___ INPUT DATA
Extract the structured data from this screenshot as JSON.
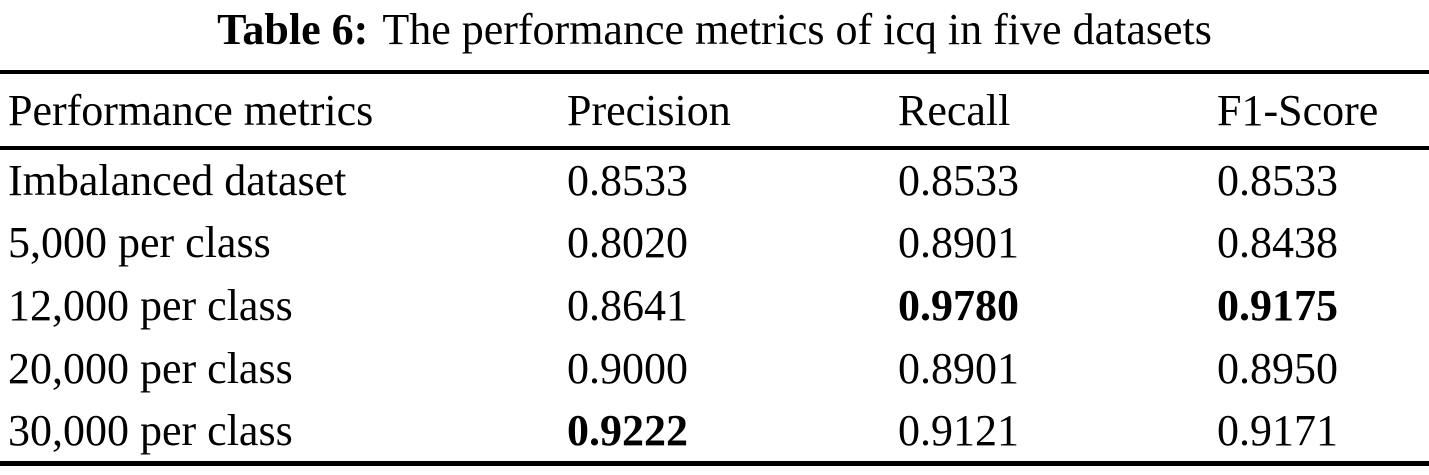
{
  "caption": {
    "label": "Table 6:",
    "text": "The performance metrics of icq in five datasets"
  },
  "table": {
    "columns": [
      "Performance metrics",
      "Precision",
      "Recall",
      "F1-Score"
    ],
    "rows": [
      {
        "metric": "Imbalanced dataset",
        "precision": "0.8533",
        "recall": "0.8533",
        "f1_score": "0.8533",
        "bold_cells": []
      },
      {
        "metric": "5,000 per class",
        "precision": "0.8020",
        "recall": "0.8901",
        "f1_score": "0.8438",
        "bold_cells": []
      },
      {
        "metric": "12,000 per class",
        "precision": "0.8641",
        "recall": "0.9780",
        "f1_score": "0.9175",
        "bold_cells": [
          "recall",
          "f1_score"
        ]
      },
      {
        "metric": "20,000 per class",
        "precision": "0.9000",
        "recall": "0.8901",
        "f1_score": "0.8950",
        "bold_cells": []
      },
      {
        "metric": "30,000 per class",
        "precision": "0.9222",
        "recall": "0.9121",
        "f1_score": "0.9171",
        "bold_cells": [
          "precision"
        ]
      }
    ]
  },
  "colors": {
    "text": "#000000",
    "background": "#ffffff",
    "rule": "#000000"
  }
}
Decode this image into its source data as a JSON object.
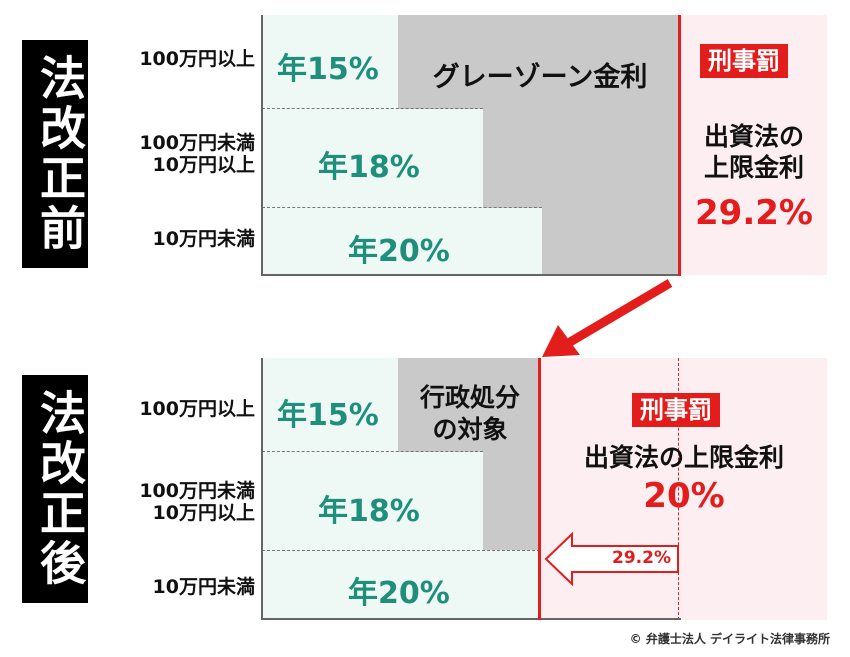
{
  "before": {
    "title": "法改正前",
    "rows": [
      {
        "label": "100万円以上",
        "rate": "年15%"
      },
      {
        "label": "100万円未満\n10万円以上",
        "rate": "年18%"
      },
      {
        "label": "10万円未満",
        "rate": "年20%"
      }
    ],
    "grey_zone": "グレーゾーン金利",
    "penalty_badge": "刑事罰",
    "limit_line1": "出資法の",
    "limit_line2": "上限金利",
    "limit_rate": "29.2%"
  },
  "after": {
    "title": "法改正後",
    "rows": [
      {
        "label": "100万円以上",
        "rate": "年15%"
      },
      {
        "label": "100万円未満\n10万円以上",
        "rate": "年18%"
      },
      {
        "label": "10万円未満",
        "rate": "年20%"
      }
    ],
    "grey_zone_line1": "行政処分",
    "grey_zone_line2": "の対象",
    "penalty_badge": "刑事罰",
    "limit_label": "出資法の上限金利",
    "limit_rate": "20%",
    "old_rate": "29.2%"
  },
  "copyright": "© 弁護士法人 デイライト法律事務所",
  "colors": {
    "accent_red": "#e31c1c",
    "rate_green": "#1f8f7b",
    "grey": "#c9c9c9",
    "pink": "#fdeef1",
    "mint": "#eef9f5"
  }
}
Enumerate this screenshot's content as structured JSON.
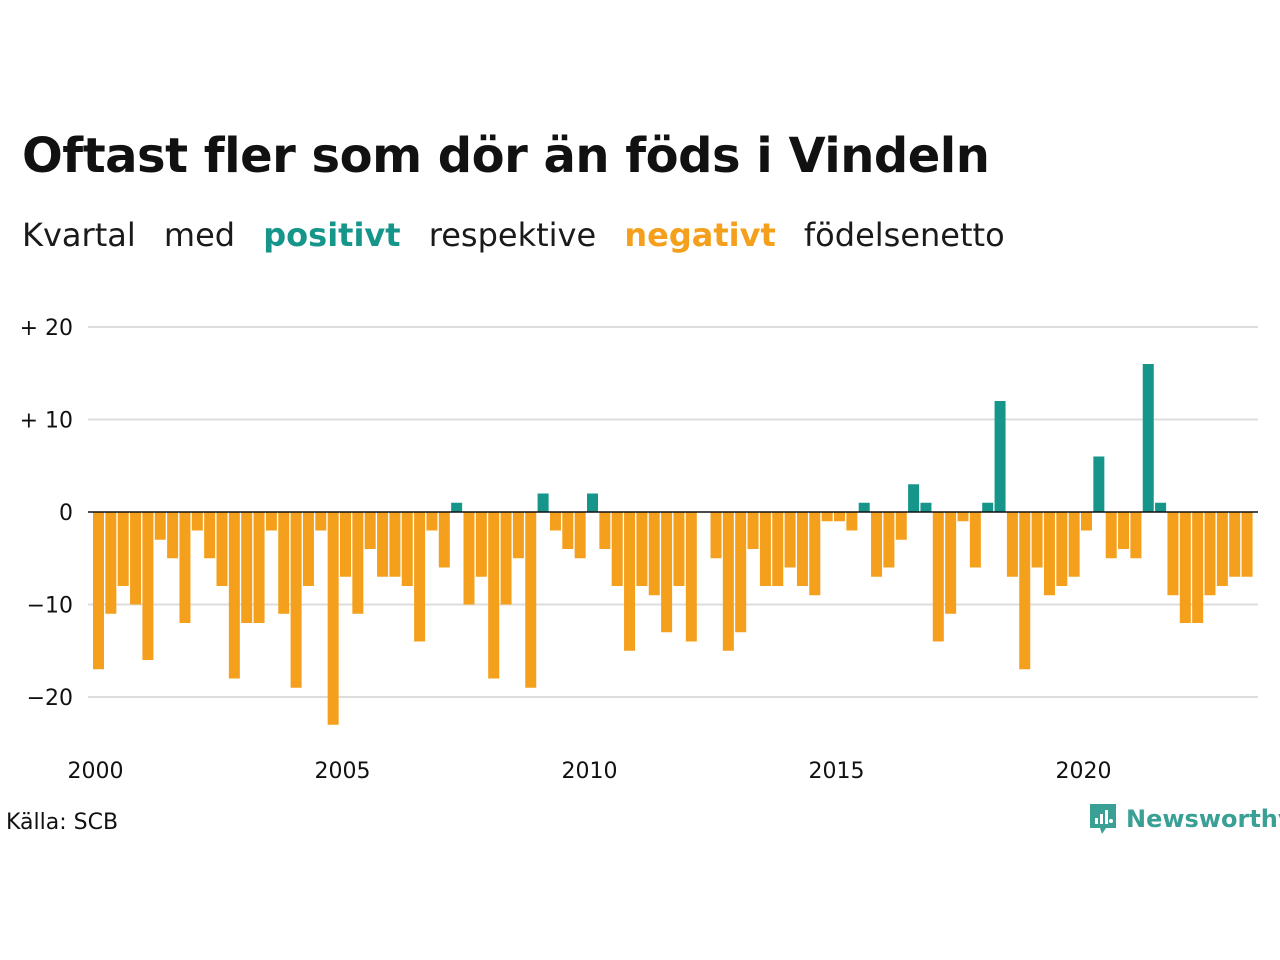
{
  "header": {
    "title": "Oftast fler som dör än föds i Vindeln",
    "subtitle_parts": [
      "Kvartal",
      "med",
      "positivt",
      "respektive",
      "negativt",
      "födelsenetto"
    ]
  },
  "footer": {
    "source": "Källa: SCB",
    "brand": "Newsworthy"
  },
  "colors": {
    "positive": "#16968a",
    "negative": "#f4a01c",
    "grid": "#dddddd",
    "brand": "#3a9f95"
  },
  "icons": {
    "brand": "newsworthy-logo-icon"
  },
  "chart_data": {
    "type": "bar",
    "title": "Oftast fler som dör än föds i Vindeln",
    "subtitle": "Kvartal med positivt respektive negativt födelsenetto",
    "x_start": "2000 Q1",
    "x_ticks": [
      "2000",
      "2005",
      "2010",
      "2015",
      "2020"
    ],
    "y_ticks": [
      {
        "value": 20,
        "label": "+ 20"
      },
      {
        "value": 10,
        "label": "+ 10"
      },
      {
        "value": 0,
        "label": "0"
      },
      {
        "value": -10,
        "label": "−10"
      },
      {
        "value": -20,
        "label": "−20"
      }
    ],
    "ylim": [
      -25,
      20
    ],
    "grid": true,
    "legend": "none",
    "values": [
      -17,
      -11,
      -8,
      -10,
      -16,
      -3,
      -5,
      -12,
      -2,
      -5,
      -8,
      -18,
      -12,
      -12,
      -2,
      -11,
      -19,
      -8,
      -2,
      -23,
      -7,
      -11,
      -4,
      -7,
      -7,
      -8,
      -14,
      -2,
      -6,
      1,
      -10,
      -7,
      -18,
      -10,
      -5,
      -19,
      2,
      -2,
      -4,
      -5,
      2,
      -4,
      -8,
      -15,
      -8,
      -9,
      -13,
      -8,
      -14,
      0,
      -5,
      -15,
      -13,
      -4,
      -8,
      -8,
      -6,
      -8,
      -9,
      -1,
      -1,
      -2,
      1,
      -7,
      -6,
      -3,
      3,
      1,
      -14,
      -11,
      -1,
      -6,
      1,
      12,
      -7,
      -17,
      -6,
      -9,
      -8,
      -7,
      -2,
      6,
      -5,
      -4,
      -5,
      16,
      1,
      -9,
      -12,
      -12,
      -9,
      -8,
      -7,
      -7
    ]
  }
}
______
* [WHAT NEEDS TO BE DONE] Leave out the pictures and transcribe the entries above exactly.

* [SOLUTION TO THIS PROBLEM]
Extract the structured data from this screenshot as JSON.
{
  "caption": {
    "label": "Table 6:",
    "text": "The performance metrics of icq in five datasets"
  },
  "table": {
    "columns": [
      "Performance metrics",
      "Precision",
      "Recall",
      "F1-Score"
    ],
    "rows": [
      {
        "metric": "Imbalanced dataset",
        "precision": "0.8533",
        "recall": "0.8533",
        "f1_score": "0.8533",
        "bold_cells": []
      },
      {
        "metric": "5,000 per class",
        "precision": "0.8020",
        "recall": "0.8901",
        "f1_score": "0.8438",
        "bold_cells": []
      },
      {
        "metric": "12,000 per class",
        "precision": "0.8641",
        "recall": "0.9780",
        "f1_score": "0.9175",
        "bold_cells": [
          "recall",
          "f1_score"
        ]
      },
      {
        "metric": "20,000 per class",
        "precision": "0.9000",
        "recall": "0.8901",
        "f1_score": "0.8950",
        "bold_cells": []
      },
      {
        "metric": "30,000 per class",
        "precision": "0.9222",
        "recall": "0.9121",
        "f1_score": "0.9171",
        "bold_cells": [
          "precision"
        ]
      }
    ]
  },
  "colors": {
    "text": "#000000",
    "background": "#ffffff",
    "rule": "#000000"
  }
}
Decode this image into its source data as a JSON object.
{
  "before": {
    "title": "法改正前",
    "rows": [
      {
        "label": "100万円以上",
        "rate": "年15%"
      },
      {
        "label": "100万円未満\n10万円以上",
        "rate": "年18%"
      },
      {
        "label": "10万円未満",
        "rate": "年20%"
      }
    ],
    "grey_zone": "グレーゾーン金利",
    "penalty_badge": "刑事罰",
    "limit_line1": "出資法の",
    "limit_line2": "上限金利",
    "limit_rate": "29.2%"
  },
  "after": {
    "title": "法改正後",
    "rows": [
      {
        "label": "100万円以上",
        "rate": "年15%"
      },
      {
        "label": "100万円未満\n10万円以上",
        "rate": "年18%"
      },
      {
        "label": "10万円未満",
        "rate": "年20%"
      }
    ],
    "grey_zone_line1": "行政処分",
    "grey_zone_line2": "の対象",
    "penalty_badge": "刑事罰",
    "limit_label": "出資法の上限金利",
    "limit_rate": "20%",
    "old_rate": "29.2%"
  },
  "copyright": "© 弁護士法人 デイライト法律事務所",
  "colors": {
    "accent_red": "#e31c1c",
    "rate_green": "#1f8f7b",
    "grey": "#c9c9c9",
    "pink": "#fdeef1",
    "mint": "#eef9f5"
  }
}
Enumerate this screenshot's content as structured JSON.
{
  "header": {
    "title": "Oftast fler som dör än föds i Vindeln",
    "subtitle_parts": [
      "Kvartal",
      "med",
      "positivt",
      "respektive",
      "negativt",
      "födelsenetto"
    ]
  },
  "footer": {
    "source": "Källa: SCB",
    "brand": "Newsworthy"
  },
  "colors": {
    "positive": "#16968a",
    "negative": "#f4a01c",
    "grid": "#dddddd",
    "brand": "#3a9f95"
  },
  "icons": {
    "brand": "newsworthy-logo-icon"
  },
  "chart_data": {
    "type": "bar",
    "title": "Oftast fler som dör än föds i Vindeln",
    "subtitle": "Kvartal med positivt respektive negativt födelsenetto",
    "x_start": "2000 Q1",
    "x_ticks": [
      "2000",
      "2005",
      "2010",
      "2015",
      "2020"
    ],
    "y_ticks": [
      {
        "value": 20,
        "label": "+ 20"
      },
      {
        "value": 10,
        "label": "+ 10"
      },
      {
        "value": 0,
        "label": "0"
      },
      {
        "value": -10,
        "label": "−10"
      },
      {
        "value": -20,
        "label": "−20"
      }
    ],
    "ylim": [
      -25,
      20
    ],
    "grid": true,
    "legend": "none",
    "values": [
      -17,
      -11,
      -8,
      -10,
      -16,
      -3,
      -5,
      -12,
      -2,
      -5,
      -8,
      -18,
      -12,
      -12,
      -2,
      -11,
      -19,
      -8,
      -2,
      -23,
      -7,
      -11,
      -4,
      -7,
      -7,
      -8,
      -14,
      -2,
      -6,
      1,
      -10,
      -7,
      -18,
      -10,
      -5,
      -19,
      2,
      -2,
      -4,
      -5,
      2,
      -4,
      -8,
      -15,
      -8,
      -9,
      -13,
      -8,
      -14,
      0,
      -5,
      -15,
      -13,
      -4,
      -8,
      -8,
      -6,
      -8,
      -9,
      -1,
      -1,
      -2,
      1,
      -7,
      -6,
      -3,
      3,
      1,
      -14,
      -11,
      -1,
      -6,
      1,
      12,
      -7,
      -17,
      -6,
      -9,
      -8,
      -7,
      -2,
      6,
      -5,
      -4,
      -5,
      16,
      1,
      -9,
      -12,
      -12,
      -9,
      -8,
      -7,
      -7
    ]
  }
}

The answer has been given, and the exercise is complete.